# Requirements:
Scan the data below for the string "defect". Show every line where it turns up.
┌─ Dataset
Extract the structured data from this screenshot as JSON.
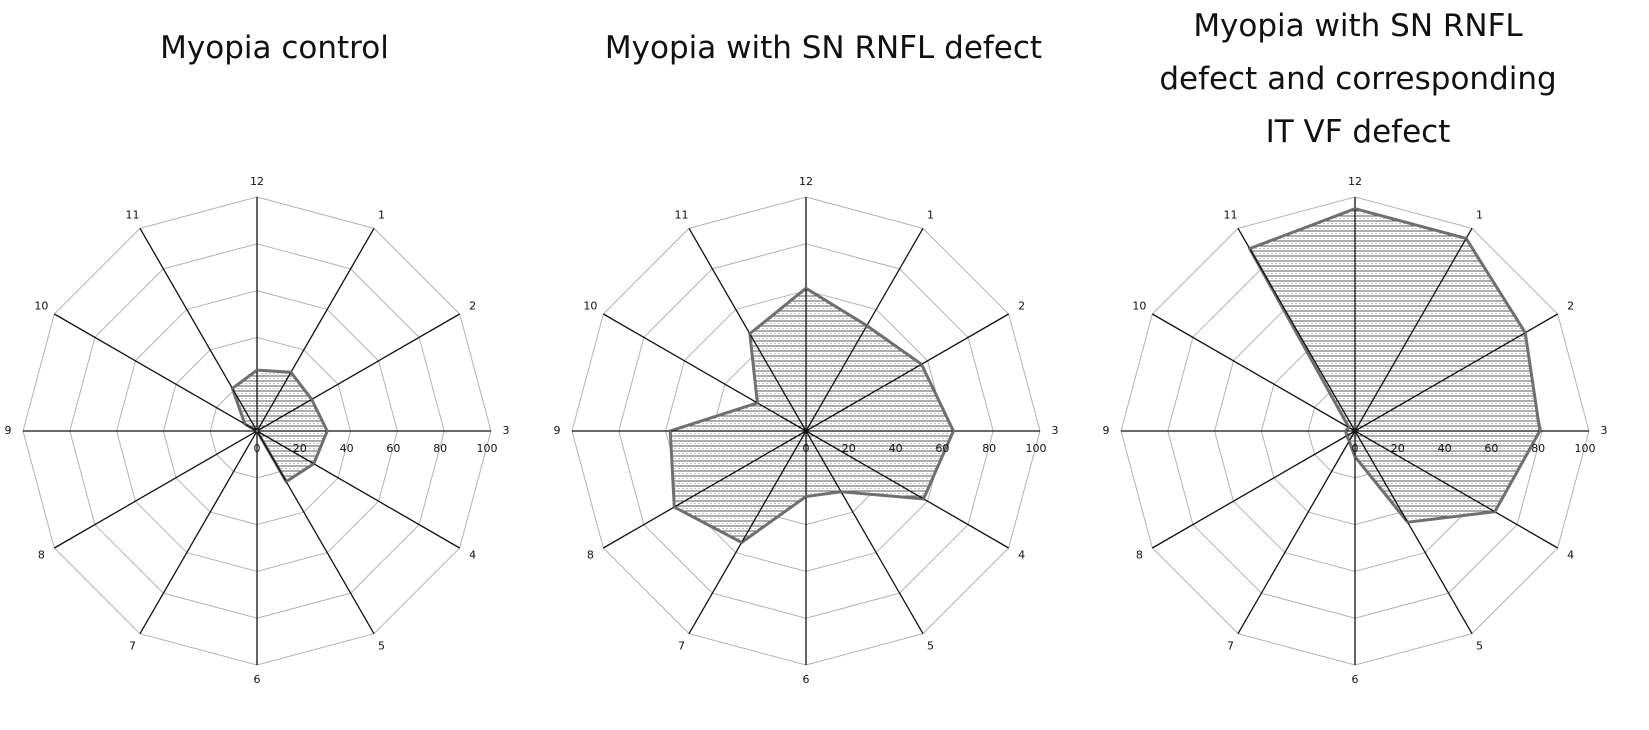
{
  "chart_data": [
    {
      "type": "radar",
      "title": "Myopia control",
      "categories": [
        "12",
        "1",
        "2",
        "3",
        "4",
        "5",
        "6",
        "7",
        "8",
        "9",
        "10",
        "11"
      ],
      "rlim": [
        0,
        100
      ],
      "rticks": [
        "0",
        "20",
        "40",
        "60",
        "80",
        "100"
      ],
      "values": [
        26,
        29,
        27,
        30,
        28,
        25,
        0,
        0,
        0,
        0,
        6,
        21
      ]
    },
    {
      "type": "radar",
      "title": "Myopia with SN RNFL defect",
      "categories": [
        "12",
        "1",
        "2",
        "3",
        "4",
        "5",
        "6",
        "7",
        "8",
        "9",
        "10",
        "11"
      ],
      "rlim": [
        0,
        100
      ],
      "rticks": [
        "0",
        "20",
        "40",
        "60",
        "80",
        "100"
      ],
      "values": [
        61,
        52,
        57,
        63,
        58,
        30,
        28,
        55,
        65,
        58,
        24,
        48
      ]
    },
    {
      "type": "radar",
      "title": "Myopia with SN RNFL defect and corresponding IT VF defect",
      "categories": [
        "12",
        "1",
        "2",
        "3",
        "4",
        "5",
        "6",
        "7",
        "8",
        "9",
        "10",
        "11"
      ],
      "rlim": [
        0,
        100
      ],
      "rticks": [
        "0",
        "20",
        "40",
        "60",
        "80",
        "100"
      ],
      "values": [
        95,
        95,
        84,
        79,
        69,
        45,
        11,
        5,
        4,
        4,
        3,
        90
      ]
    }
  ]
}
└─
# Response:
      "title": "Myopia with SN RNFL defect",
      "title": "Myopia with SN RNFL defect and corresponding IT VF defect",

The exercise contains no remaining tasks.